--- Dataset extract Enclosed Below ---

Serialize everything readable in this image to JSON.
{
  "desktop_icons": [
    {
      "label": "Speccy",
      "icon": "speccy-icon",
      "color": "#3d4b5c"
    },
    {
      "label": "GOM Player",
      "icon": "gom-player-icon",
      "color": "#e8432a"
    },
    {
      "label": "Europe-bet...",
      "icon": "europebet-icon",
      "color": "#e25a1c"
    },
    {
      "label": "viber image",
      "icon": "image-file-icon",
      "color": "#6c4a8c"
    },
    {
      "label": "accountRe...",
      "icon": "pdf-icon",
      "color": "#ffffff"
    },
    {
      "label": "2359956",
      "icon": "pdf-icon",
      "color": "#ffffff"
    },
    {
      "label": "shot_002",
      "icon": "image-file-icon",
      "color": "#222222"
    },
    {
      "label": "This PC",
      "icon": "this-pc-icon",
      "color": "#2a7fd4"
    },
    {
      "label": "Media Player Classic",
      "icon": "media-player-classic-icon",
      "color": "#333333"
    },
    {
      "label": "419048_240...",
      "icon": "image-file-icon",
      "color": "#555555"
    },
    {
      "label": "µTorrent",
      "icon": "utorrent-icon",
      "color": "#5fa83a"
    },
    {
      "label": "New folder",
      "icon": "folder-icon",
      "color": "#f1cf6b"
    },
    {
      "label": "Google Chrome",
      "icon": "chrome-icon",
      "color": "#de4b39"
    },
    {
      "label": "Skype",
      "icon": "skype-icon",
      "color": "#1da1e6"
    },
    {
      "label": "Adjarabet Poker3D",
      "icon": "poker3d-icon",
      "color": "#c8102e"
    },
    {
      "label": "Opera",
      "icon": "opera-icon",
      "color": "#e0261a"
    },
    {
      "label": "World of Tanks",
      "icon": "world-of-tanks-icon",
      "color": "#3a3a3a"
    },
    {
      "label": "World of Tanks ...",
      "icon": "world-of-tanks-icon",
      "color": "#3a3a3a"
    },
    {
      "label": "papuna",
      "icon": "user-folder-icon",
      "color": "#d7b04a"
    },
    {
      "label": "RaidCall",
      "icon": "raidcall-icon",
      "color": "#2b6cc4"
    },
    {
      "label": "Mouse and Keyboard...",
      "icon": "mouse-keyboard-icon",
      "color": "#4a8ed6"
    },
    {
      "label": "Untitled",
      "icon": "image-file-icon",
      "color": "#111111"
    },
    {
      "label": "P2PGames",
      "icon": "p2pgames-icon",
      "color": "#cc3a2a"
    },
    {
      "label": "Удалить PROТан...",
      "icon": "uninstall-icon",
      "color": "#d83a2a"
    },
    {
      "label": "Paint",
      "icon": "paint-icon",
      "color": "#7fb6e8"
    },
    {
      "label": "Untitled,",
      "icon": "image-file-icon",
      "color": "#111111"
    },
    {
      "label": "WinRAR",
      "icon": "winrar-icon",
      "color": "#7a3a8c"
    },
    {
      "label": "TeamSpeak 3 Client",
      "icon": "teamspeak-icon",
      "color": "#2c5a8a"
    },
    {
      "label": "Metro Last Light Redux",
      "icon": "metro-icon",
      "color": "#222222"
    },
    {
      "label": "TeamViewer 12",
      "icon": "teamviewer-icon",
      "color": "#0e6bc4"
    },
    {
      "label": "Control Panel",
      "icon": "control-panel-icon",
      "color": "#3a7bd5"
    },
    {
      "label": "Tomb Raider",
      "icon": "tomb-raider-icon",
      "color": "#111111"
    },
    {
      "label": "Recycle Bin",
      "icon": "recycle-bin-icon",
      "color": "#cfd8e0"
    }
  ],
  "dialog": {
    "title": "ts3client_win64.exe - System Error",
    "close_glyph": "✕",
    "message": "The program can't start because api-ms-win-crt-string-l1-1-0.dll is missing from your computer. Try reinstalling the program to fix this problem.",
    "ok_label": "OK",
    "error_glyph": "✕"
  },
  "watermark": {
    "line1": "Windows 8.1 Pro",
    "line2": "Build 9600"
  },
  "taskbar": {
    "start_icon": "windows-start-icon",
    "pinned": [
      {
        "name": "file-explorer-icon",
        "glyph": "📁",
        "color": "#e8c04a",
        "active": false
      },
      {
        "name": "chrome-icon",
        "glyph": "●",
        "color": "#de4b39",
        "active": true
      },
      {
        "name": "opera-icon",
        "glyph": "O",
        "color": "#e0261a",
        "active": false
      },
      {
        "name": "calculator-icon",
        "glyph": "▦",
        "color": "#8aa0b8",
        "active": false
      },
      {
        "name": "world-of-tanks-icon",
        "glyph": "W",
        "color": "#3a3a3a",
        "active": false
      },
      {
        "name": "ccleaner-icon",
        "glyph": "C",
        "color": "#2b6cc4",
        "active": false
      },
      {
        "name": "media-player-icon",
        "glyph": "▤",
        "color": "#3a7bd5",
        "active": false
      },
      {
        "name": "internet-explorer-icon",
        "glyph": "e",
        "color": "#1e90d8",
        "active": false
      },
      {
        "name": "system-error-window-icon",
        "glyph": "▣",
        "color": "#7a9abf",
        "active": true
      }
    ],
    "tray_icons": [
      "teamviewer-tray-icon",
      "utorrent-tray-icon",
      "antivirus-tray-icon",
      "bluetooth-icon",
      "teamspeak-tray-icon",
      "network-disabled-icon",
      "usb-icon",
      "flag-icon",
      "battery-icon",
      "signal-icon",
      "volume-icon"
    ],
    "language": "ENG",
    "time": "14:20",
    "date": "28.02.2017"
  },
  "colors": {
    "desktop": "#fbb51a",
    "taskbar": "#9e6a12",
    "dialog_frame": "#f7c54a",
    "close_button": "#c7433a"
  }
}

--- End of Enclosed Dataset extract ---

→ **Exercise requirements**: Set down the complete listing once more, exactly as it stands above.

→ **Answer box**:
Serialize everything readable in this image to JSON.
{
  "desktop_icons": [
    {
      "label": "Speccy",
      "icon": "speccy-icon",
      "color": "#3d4b5c"
    },
    {
      "label": "GOM Player",
      "icon": "gom-player-icon",
      "color": "#e8432a"
    },
    {
      "label": "Europe-bet...",
      "icon": "europebet-icon",
      "color": "#e25a1c"
    },
    {
      "label": "viber image",
      "icon": "image-file-icon",
      "color": "#6c4a8c"
    },
    {
      "label": "accountRe...",
      "icon": "pdf-icon",
      "color": "#ffffff"
    },
    {
      "label": "2359956",
      "icon": "pdf-icon",
      "color": "#ffffff"
    },
    {
      "label": "shot_002",
      "icon": "image-file-icon",
      "color": "#222222"
    },
    {
      "label": "This PC",
      "icon": "this-pc-icon",
      "color": "#2a7fd4"
    },
    {
      "label": "Media Player Classic",
      "icon": "media-player-classic-icon",
      "color": "#333333"
    },
    {
      "label": "419048_240...",
      "icon": "image-file-icon",
      "color": "#555555"
    },
    {
      "label": "µTorrent",
      "icon": "utorrent-icon",
      "color": "#5fa83a"
    },
    {
      "label": "New folder",
      "icon": "folder-icon",
      "color": "#f1cf6b"
    },
    {
      "label": "Google Chrome",
      "icon": "chrome-icon",
      "color": "#de4b39"
    },
    {
      "label": "Skype",
      "icon": "skype-icon",
      "color": "#1da1e6"
    },
    {
      "label": "Adjarabet Poker3D",
      "icon": "poker3d-icon",
      "color": "#c8102e"
    },
    {
      "label": "Opera",
      "icon": "opera-icon",
      "color": "#e0261a"
    },
    {
      "label": "World of Tanks",
      "icon": "world-of-tanks-icon",
      "color": "#3a3a3a"
    },
    {
      "label": "World of Tanks ...",
      "icon": "world-of-tanks-icon",
      "color": "#3a3a3a"
    },
    {
      "label": "papuna",
      "icon": "user-folder-icon",
      "color": "#d7b04a"
    },
    {
      "label": "RaidCall",
      "icon": "raidcall-icon",
      "color": "#2b6cc4"
    },
    {
      "label": "Mouse and Keyboard...",
      "icon": "mouse-keyboard-icon",
      "color": "#4a8ed6"
    },
    {
      "label": "Untitled",
      "icon": "image-file-icon",
      "color": "#111111"
    },
    {
      "label": "P2PGames",
      "icon": "p2pgames-icon",
      "color": "#cc3a2a"
    },
    {
      "label": "Удалить PROТан...",
      "icon": "uninstall-icon",
      "color": "#d83a2a"
    },
    {
      "label": "Paint",
      "icon": "paint-icon",
      "color": "#7fb6e8"
    },
    {
      "label": "Untitled,",
      "icon": "image-file-icon",
      "color": "#111111"
    },
    {
      "label": "WinRAR",
      "icon": "winrar-icon",
      "color": "#7a3a8c"
    },
    {
      "label": "TeamSpeak 3 Client",
      "icon": "teamspeak-icon",
      "color": "#2c5a8a"
    },
    {
      "label": "Metro Last Light Redux",
      "icon": "metro-icon",
      "color": "#222222"
    },
    {
      "label": "TeamViewer 12",
      "icon": "teamviewer-icon",
      "color": "#0e6bc4"
    },
    {
      "label": "Control Panel",
      "icon": "control-panel-icon",
      "color": "#3a7bd5"
    },
    {
      "label": "Tomb Raider",
      "icon": "tomb-raider-icon",
      "color": "#111111"
    },
    {
      "label": "Recycle Bin",
      "icon": "recycle-bin-icon",
      "color": "#cfd8e0"
    }
  ],
  "dialog": {
    "title": "ts3client_win64.exe - System Error",
    "close_glyph": "✕",
    "message": "The program can't start because api-ms-win-crt-string-l1-1-0.dll is missing from your computer. Try reinstalling the program to fix this problem.",
    "ok_label": "OK",
    "error_glyph": "✕"
  },
  "watermark": {
    "line1": "Windows 8.1 Pro",
    "line2": "Build 9600"
  },
  "taskbar": {
    "start_icon": "windows-start-icon",
    "pinned": [
      {
        "name": "file-explorer-icon",
        "glyph": "📁",
        "color": "#e8c04a",
        "active": false
      },
      {
        "name": "chrome-icon",
        "glyph": "●",
        "color": "#de4b39",
        "active": true
      },
      {
        "name": "opera-icon",
        "glyph": "O",
        "color": "#e0261a",
        "active": false
      },
      {
        "name": "calculator-icon",
        "glyph": "▦",
        "color": "#8aa0b8",
        "active": false
      },
      {
        "name": "world-of-tanks-icon",
        "glyph": "W",
        "color": "#3a3a3a",
        "active": false
      },
      {
        "name": "ccleaner-icon",
        "glyph": "C",
        "color": "#2b6cc4",
        "active": false
      },
      {
        "name": "media-player-icon",
        "glyph": "▤",
        "color": "#3a7bd5",
        "active": false
      },
      {
        "name": "internet-explorer-icon",
        "glyph": "e",
        "color": "#1e90d8",
        "active": false
      },
      {
        "name": "system-error-window-icon",
        "glyph": "▣",
        "color": "#7a9abf",
        "active": true
      }
    ],
    "tray_icons": [
      "teamviewer-tray-icon",
      "utorrent-tray-icon",
      "antivirus-tray-icon",
      "bluetooth-icon",
      "teamspeak-tray-icon",
      "network-disabled-icon",
      "usb-icon",
      "flag-icon",
      "battery-icon",
      "signal-icon",
      "volume-icon"
    ],
    "language": "ENG",
    "time": "14:20",
    "date": "28.02.2017"
  },
  "colors": {
    "desktop": "#fbb51a",
    "taskbar": "#9e6a12",
    "dialog_frame": "#f7c54a",
    "close_button": "#c7433a"
  }
}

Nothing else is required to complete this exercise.